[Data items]
========================================================================
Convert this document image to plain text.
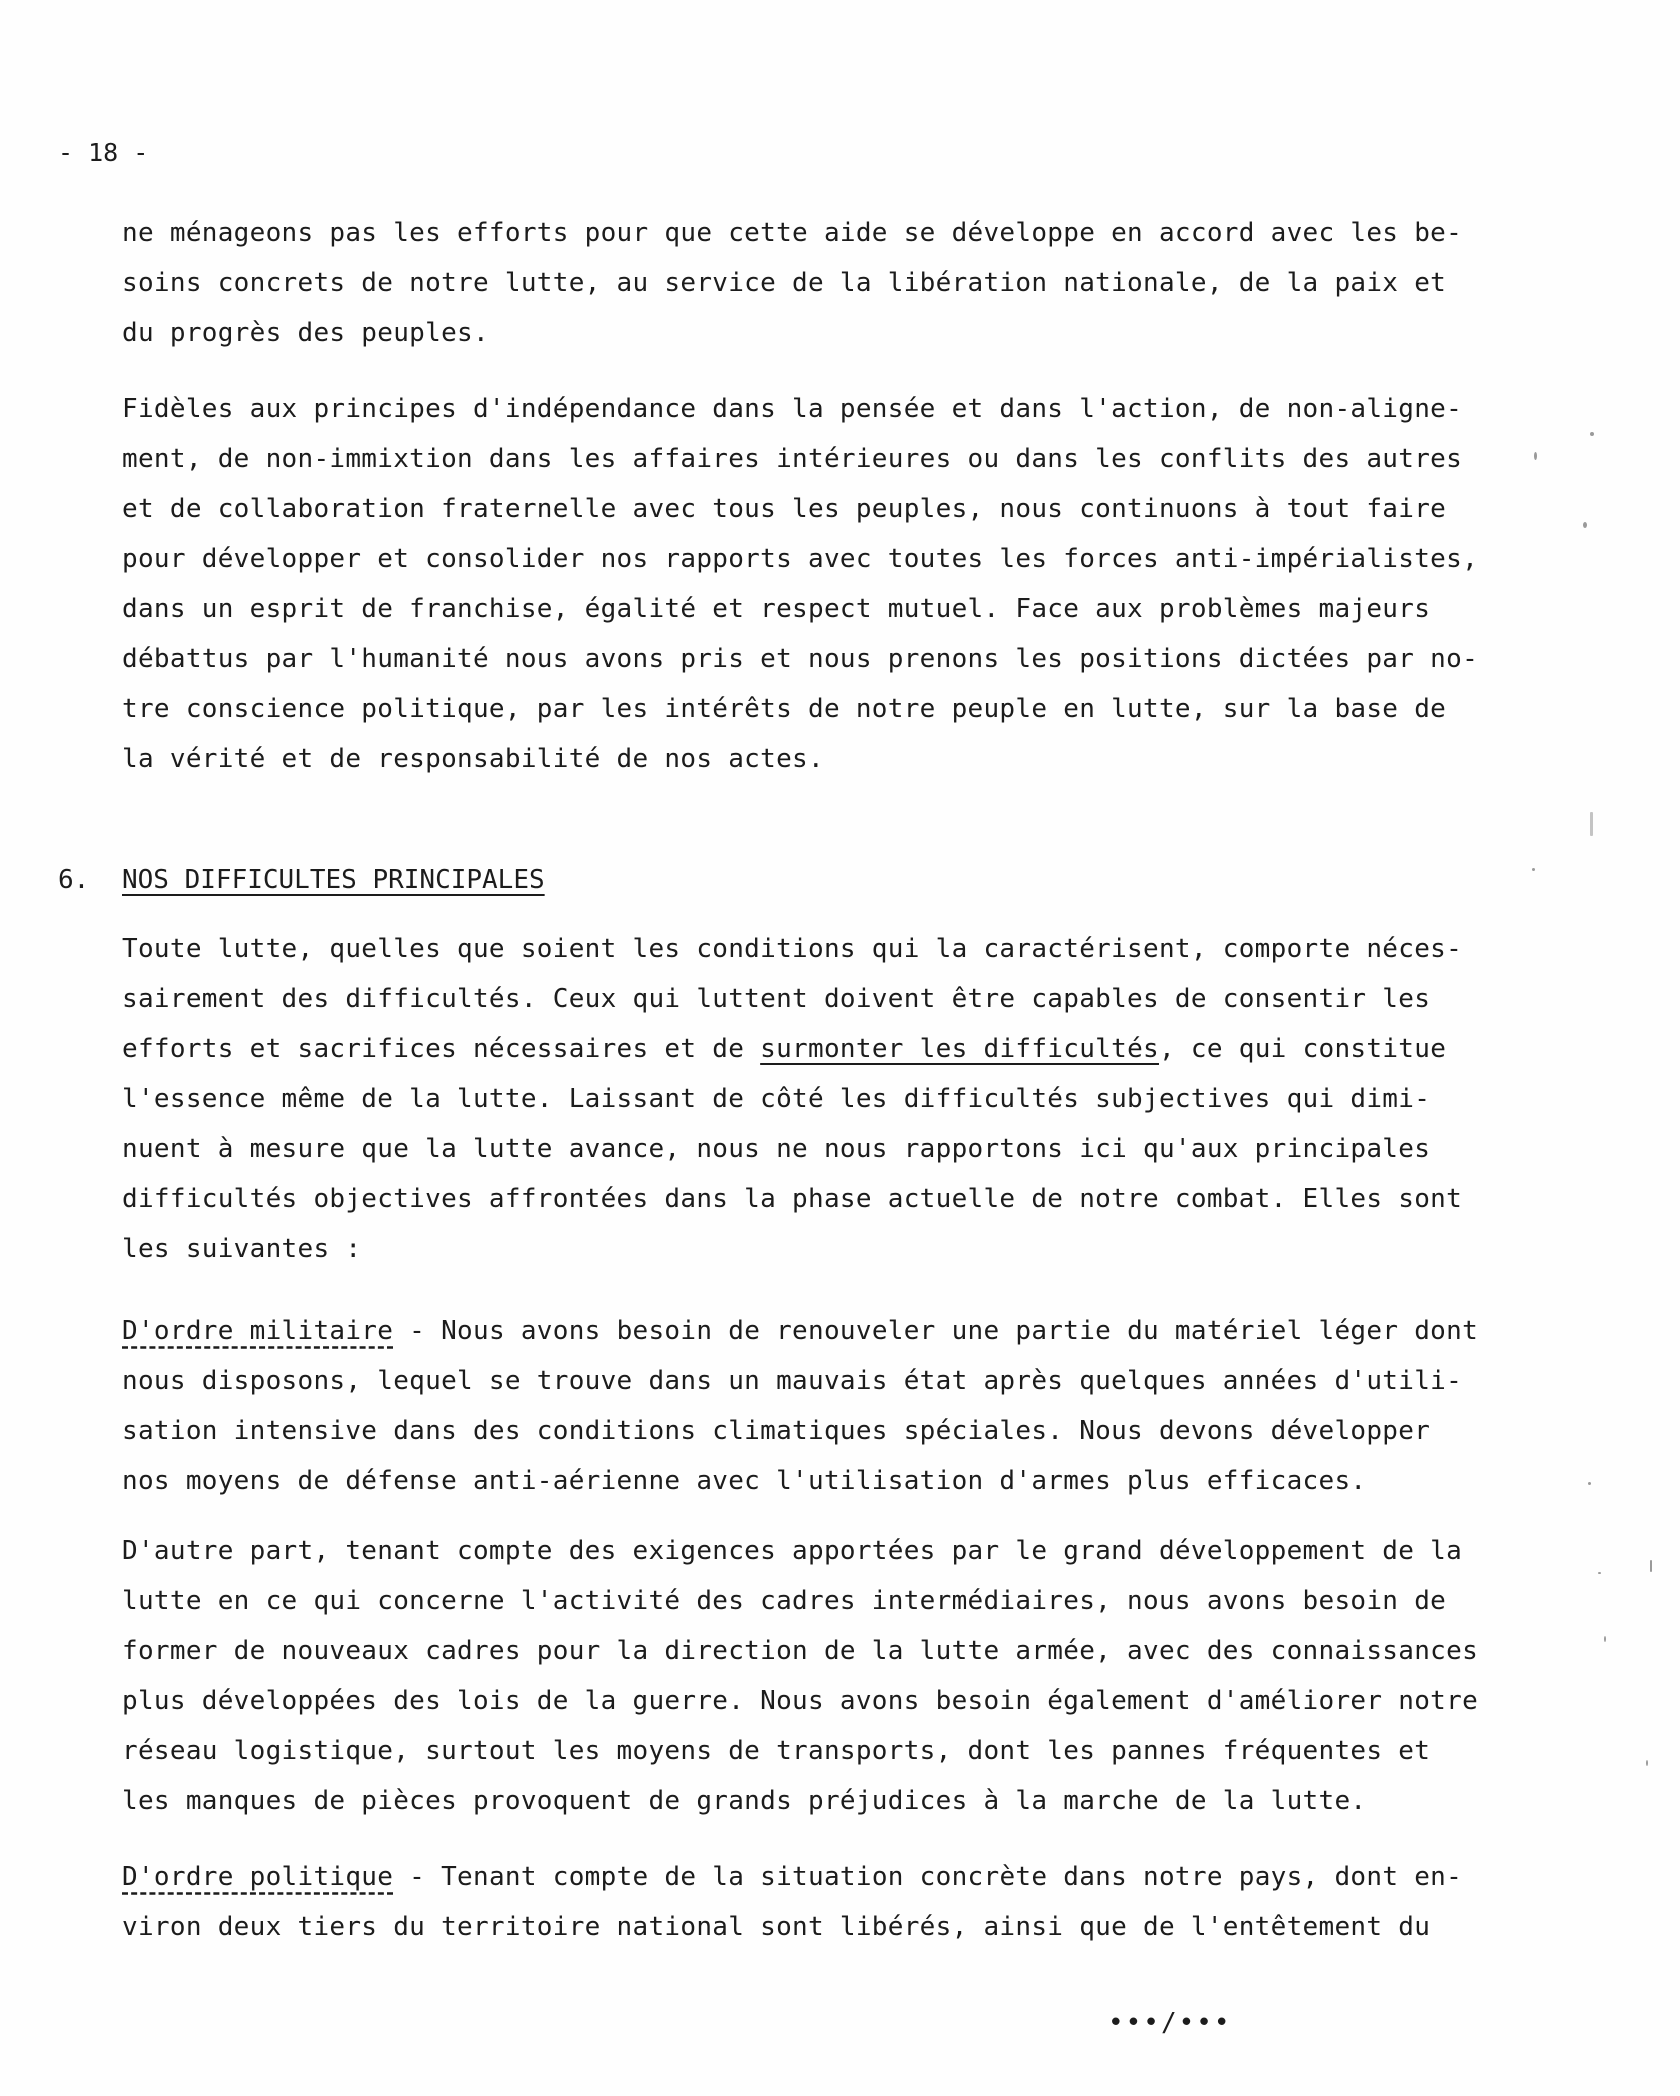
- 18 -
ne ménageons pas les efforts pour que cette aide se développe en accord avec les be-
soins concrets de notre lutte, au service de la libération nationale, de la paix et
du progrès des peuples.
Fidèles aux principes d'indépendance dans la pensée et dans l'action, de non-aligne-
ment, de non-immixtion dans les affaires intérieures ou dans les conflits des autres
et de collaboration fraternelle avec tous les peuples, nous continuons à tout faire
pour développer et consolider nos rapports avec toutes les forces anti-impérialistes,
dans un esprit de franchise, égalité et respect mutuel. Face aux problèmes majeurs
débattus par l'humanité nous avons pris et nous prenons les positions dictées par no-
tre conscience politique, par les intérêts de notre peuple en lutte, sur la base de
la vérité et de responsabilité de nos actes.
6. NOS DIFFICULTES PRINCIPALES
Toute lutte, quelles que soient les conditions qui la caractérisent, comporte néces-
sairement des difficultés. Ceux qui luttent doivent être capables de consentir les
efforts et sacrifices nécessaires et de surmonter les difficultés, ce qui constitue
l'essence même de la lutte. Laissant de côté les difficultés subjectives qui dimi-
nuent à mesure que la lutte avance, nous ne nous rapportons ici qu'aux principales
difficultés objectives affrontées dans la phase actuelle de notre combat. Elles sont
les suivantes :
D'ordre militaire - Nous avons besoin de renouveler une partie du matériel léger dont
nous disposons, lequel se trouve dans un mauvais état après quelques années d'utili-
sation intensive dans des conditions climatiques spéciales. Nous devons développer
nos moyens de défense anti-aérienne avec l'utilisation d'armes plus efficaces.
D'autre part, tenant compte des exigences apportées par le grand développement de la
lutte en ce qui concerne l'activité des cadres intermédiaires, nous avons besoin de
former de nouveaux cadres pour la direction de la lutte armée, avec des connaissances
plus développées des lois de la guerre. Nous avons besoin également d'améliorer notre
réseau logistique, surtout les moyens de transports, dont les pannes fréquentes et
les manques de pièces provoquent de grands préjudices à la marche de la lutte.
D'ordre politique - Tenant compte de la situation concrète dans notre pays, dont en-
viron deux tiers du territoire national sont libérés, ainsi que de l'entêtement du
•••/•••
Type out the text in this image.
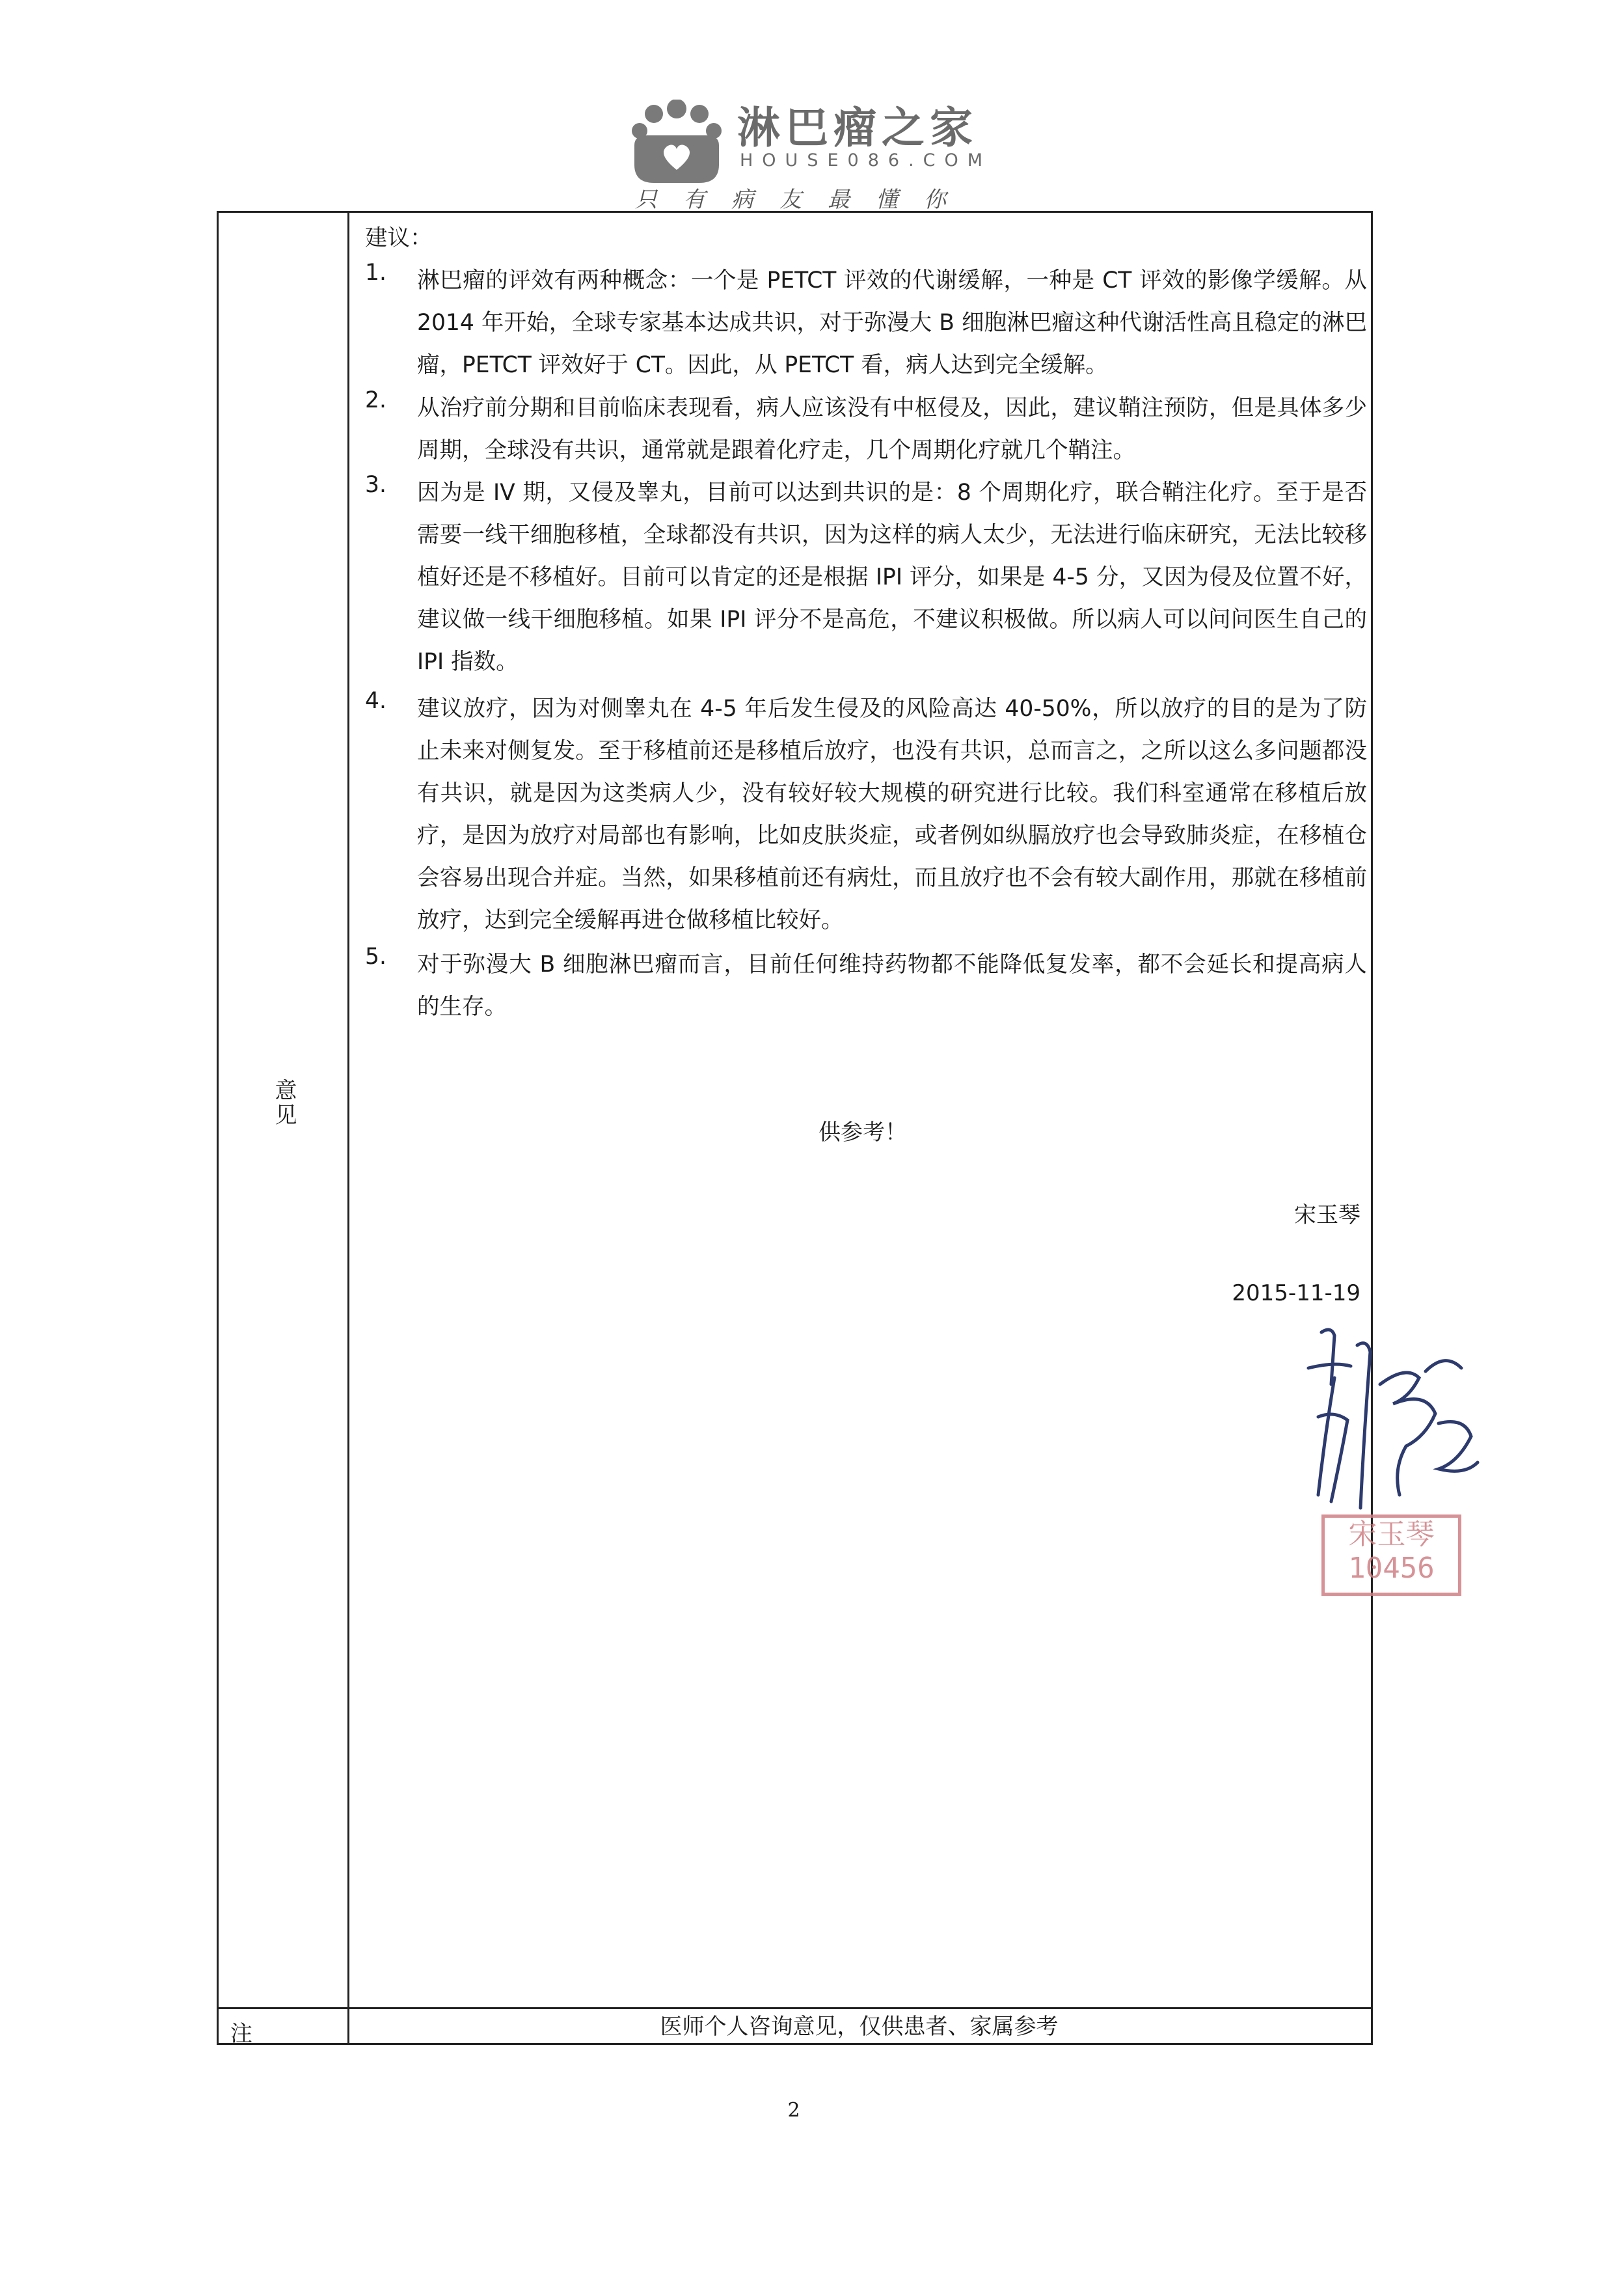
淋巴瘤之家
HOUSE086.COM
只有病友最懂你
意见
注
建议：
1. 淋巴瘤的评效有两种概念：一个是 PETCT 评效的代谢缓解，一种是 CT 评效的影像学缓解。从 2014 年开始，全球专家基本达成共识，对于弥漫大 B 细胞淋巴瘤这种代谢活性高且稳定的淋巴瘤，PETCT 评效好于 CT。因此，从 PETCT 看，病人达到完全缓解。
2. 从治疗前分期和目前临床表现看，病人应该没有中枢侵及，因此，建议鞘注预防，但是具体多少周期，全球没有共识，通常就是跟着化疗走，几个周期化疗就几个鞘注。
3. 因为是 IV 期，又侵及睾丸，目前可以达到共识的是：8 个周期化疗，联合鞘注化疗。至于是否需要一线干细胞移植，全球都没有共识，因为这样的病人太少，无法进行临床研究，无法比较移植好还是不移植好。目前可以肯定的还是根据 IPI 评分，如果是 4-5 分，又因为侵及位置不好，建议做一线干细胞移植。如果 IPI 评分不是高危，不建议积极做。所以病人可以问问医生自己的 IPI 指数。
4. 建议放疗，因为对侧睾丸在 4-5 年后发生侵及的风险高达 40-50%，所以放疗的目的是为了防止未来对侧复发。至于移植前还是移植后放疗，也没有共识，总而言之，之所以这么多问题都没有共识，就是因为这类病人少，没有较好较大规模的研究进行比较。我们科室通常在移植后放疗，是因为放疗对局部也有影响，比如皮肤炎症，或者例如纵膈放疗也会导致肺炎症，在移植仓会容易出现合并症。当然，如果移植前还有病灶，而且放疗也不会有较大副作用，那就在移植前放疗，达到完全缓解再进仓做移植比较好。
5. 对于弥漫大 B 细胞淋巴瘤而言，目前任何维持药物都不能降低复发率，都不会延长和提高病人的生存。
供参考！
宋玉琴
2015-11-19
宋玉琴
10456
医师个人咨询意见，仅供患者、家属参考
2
========================================================================
## Task description
Write out each entry exactly as given, but skip the pictures.

## Response to the task
Convert this document image to plain text.
- 18 -
ne ménageons pas les efforts pour que cette aide se développe en accord avec les be-
soins concrets de notre lutte, au service de la libération nationale, de la paix et
du progrès des peuples.
Fidèles aux principes d'indépendance dans la pensée et dans l'action, de non-aligne-
ment, de non-immixtion dans les affaires intérieures ou dans les conflits des autres
et de collaboration fraternelle avec tous les peuples, nous continuons à tout faire
pour développer et consolider nos rapports avec toutes les forces anti-impérialistes,
dans un esprit de franchise, égalité et respect mutuel. Face aux problèmes majeurs
débattus par l'humanité nous avons pris et nous prenons les positions dictées par no-
tre conscience politique, par les intérêts de notre peuple en lutte, sur la base de
la vérité et de responsabilité de nos actes.
6. NOS DIFFICULTES PRINCIPALES
Toute lutte, quelles que soient les conditions qui la caractérisent, comporte néces-
sairement des difficultés. Ceux qui luttent doivent être capables de consentir les
efforts et sacrifices nécessaires et de surmonter les difficultés, ce qui constitue
l'essence même de la lutte. Laissant de côté les difficultés subjectives qui dimi-
nuent à mesure que la lutte avance, nous ne nous rapportons ici qu'aux principales
difficultés objectives affrontées dans la phase actuelle de notre combat. Elles sont
les suivantes :
D'ordre militaire - Nous avons besoin de renouveler une partie du matériel léger dont
nous disposons, lequel se trouve dans un mauvais état après quelques années d'utili-
sation intensive dans des conditions climatiques spéciales. Nous devons développer
nos moyens de défense anti-aérienne avec l'utilisation d'armes plus efficaces.
D'autre part, tenant compte des exigences apportées par le grand développement de la
lutte en ce qui concerne l'activité des cadres intermédiaires, nous avons besoin de
former de nouveaux cadres pour la direction de la lutte armée, avec des connaissances
plus développées des lois de la guerre. Nous avons besoin également d'améliorer notre
réseau logistique, surtout les moyens de transports, dont les pannes fréquentes et
les manques de pièces provoquent de grands préjudices à la marche de la lutte.
D'ordre politique - Tenant compte de la situation concrète dans notre pays, dont en-
viron deux tiers du territoire national sont libérés, ainsi que de l'entêtement du
•••/•••
Type out the text in this image.
淋巴瘤之家
HOUSE086.COM
只有病友最懂你
意见
注
建议：
1. 淋巴瘤的评效有两种概念：一个是 PETCT 评效的代谢缓解，一种是 CT 评效的影像学缓解。从 2014 年开始，全球专家基本达成共识，对于弥漫大 B 细胞淋巴瘤这种代谢活性高且稳定的淋巴瘤，PETCT 评效好于 CT。因此，从 PETCT 看，病人达到完全缓解。
2. 从治疗前分期和目前临床表现看，病人应该没有中枢侵及，因此，建议鞘注预防，但是具体多少周期，全球没有共识，通常就是跟着化疗走，几个周期化疗就几个鞘注。
3. 因为是 IV 期，又侵及睾丸，目前可以达到共识的是：8 个周期化疗，联合鞘注化疗。至于是否需要一线干细胞移植，全球都没有共识，因为这样的病人太少，无法进行临床研究，无法比较移植好还是不移植好。目前可以肯定的还是根据 IPI 评分，如果是 4-5 分，又因为侵及位置不好，建议做一线干细胞移植。如果 IPI 评分不是高危，不建议积极做。所以病人可以问问医生自己的 IPI 指数。
4. 建议放疗，因为对侧睾丸在 4-5 年后发生侵及的风险高达 40-50%，所以放疗的目的是为了防止未来对侧复发。至于移植前还是移植后放疗，也没有共识，总而言之，之所以这么多问题都没有共识，就是因为这类病人少，没有较好较大规模的研究进行比较。我们科室通常在移植后放疗，是因为放疗对局部也有影响，比如皮肤炎症，或者例如纵膈放疗也会导致肺炎症，在移植仓会容易出现合并症。当然，如果移植前还有病灶，而且放疗也不会有较大副作用，那就在移植前放疗，达到完全缓解再进仓做移植比较好。
5. 对于弥漫大 B 细胞淋巴瘤而言，目前任何维持药物都不能降低复发率，都不会延长和提高病人的生存。
供参考！
宋玉琴
2015-11-19
宋玉琴
10456
医师个人咨询意见，仅供患者、家属参考
2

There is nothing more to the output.